- Task brief -
Type out the material below exactly.

Dataset listings of figures:
☆ ☆ ☆

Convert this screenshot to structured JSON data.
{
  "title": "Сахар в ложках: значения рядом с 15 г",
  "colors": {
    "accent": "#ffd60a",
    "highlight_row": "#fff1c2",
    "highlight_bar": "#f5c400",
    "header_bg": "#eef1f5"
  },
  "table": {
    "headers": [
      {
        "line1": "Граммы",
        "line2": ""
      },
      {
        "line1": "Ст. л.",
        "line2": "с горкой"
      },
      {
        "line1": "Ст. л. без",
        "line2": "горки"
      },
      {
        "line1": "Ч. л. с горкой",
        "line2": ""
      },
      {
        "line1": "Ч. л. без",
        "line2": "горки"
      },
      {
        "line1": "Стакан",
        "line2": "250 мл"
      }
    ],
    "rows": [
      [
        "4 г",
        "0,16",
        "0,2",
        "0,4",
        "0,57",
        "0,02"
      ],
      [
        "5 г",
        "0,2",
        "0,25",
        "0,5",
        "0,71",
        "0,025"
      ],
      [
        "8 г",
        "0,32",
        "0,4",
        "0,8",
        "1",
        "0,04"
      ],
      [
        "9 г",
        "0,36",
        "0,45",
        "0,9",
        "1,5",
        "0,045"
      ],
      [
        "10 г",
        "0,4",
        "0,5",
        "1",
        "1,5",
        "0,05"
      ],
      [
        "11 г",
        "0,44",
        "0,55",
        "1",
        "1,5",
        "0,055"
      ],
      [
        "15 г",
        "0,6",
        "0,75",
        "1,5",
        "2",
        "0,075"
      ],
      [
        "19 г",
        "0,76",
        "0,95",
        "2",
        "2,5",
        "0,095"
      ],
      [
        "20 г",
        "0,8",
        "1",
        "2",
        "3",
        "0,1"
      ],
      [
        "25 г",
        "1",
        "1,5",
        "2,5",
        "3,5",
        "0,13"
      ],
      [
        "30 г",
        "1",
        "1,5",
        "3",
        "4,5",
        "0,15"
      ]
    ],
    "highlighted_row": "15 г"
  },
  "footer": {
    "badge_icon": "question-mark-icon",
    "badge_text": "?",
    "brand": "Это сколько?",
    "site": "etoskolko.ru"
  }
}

☆ ☆ ☆

- Task solution -
Convert this screenshot to structured JSON data.
{
  "title": "Сахар в ложках: значения рядом с 15 г",
  "colors": {
    "accent": "#ffd60a",
    "highlight_row": "#fff1c2",
    "highlight_bar": "#f5c400",
    "header_bg": "#eef1f5"
  },
  "table": {
    "headers": [
      {
        "line1": "Граммы",
        "line2": ""
      },
      {
        "line1": "Ст. л.",
        "line2": "с горкой"
      },
      {
        "line1": "Ст. л. без",
        "line2": "горки"
      },
      {
        "line1": "Ч. л. с горкой",
        "line2": ""
      },
      {
        "line1": "Ч. л. без",
        "line2": "горки"
      },
      {
        "line1": "Стакан",
        "line2": "250 мл"
      }
    ],
    "rows": [
      [
        "4 г",
        "0,16",
        "0,2",
        "0,4",
        "0,57",
        "0,02"
      ],
      [
        "5 г",
        "0,2",
        "0,25",
        "0,5",
        "0,71",
        "0,025"
      ],
      [
        "8 г",
        "0,32",
        "0,4",
        "0,8",
        "1",
        "0,04"
      ],
      [
        "9 г",
        "0,36",
        "0,45",
        "0,9",
        "1,5",
        "0,045"
      ],
      [
        "10 г",
        "0,4",
        "0,5",
        "1",
        "1,5",
        "0,05"
      ],
      [
        "11 г",
        "0,44",
        "0,55",
        "1",
        "1,5",
        "0,055"
      ],
      [
        "15 г",
        "0,6",
        "0,75",
        "1,5",
        "2",
        "0,075"
      ],
      [
        "19 г",
        "0,76",
        "0,95",
        "2",
        "2,5",
        "0,095"
      ],
      [
        "20 г",
        "0,8",
        "1",
        "2",
        "3",
        "0,1"
      ],
      [
        "25 г",
        "1",
        "1,5",
        "2,5",
        "3,5",
        "0,13"
      ],
      [
        "30 г",
        "1",
        "1,5",
        "3",
        "4,5",
        "0,15"
      ]
    ],
    "highlighted_row": "15 г"
  },
  "footer": {
    "badge_icon": "question-mark-icon",
    "badge_text": "?",
    "brand": "Это сколько?",
    "site": "etoskolko.ru"
  }
}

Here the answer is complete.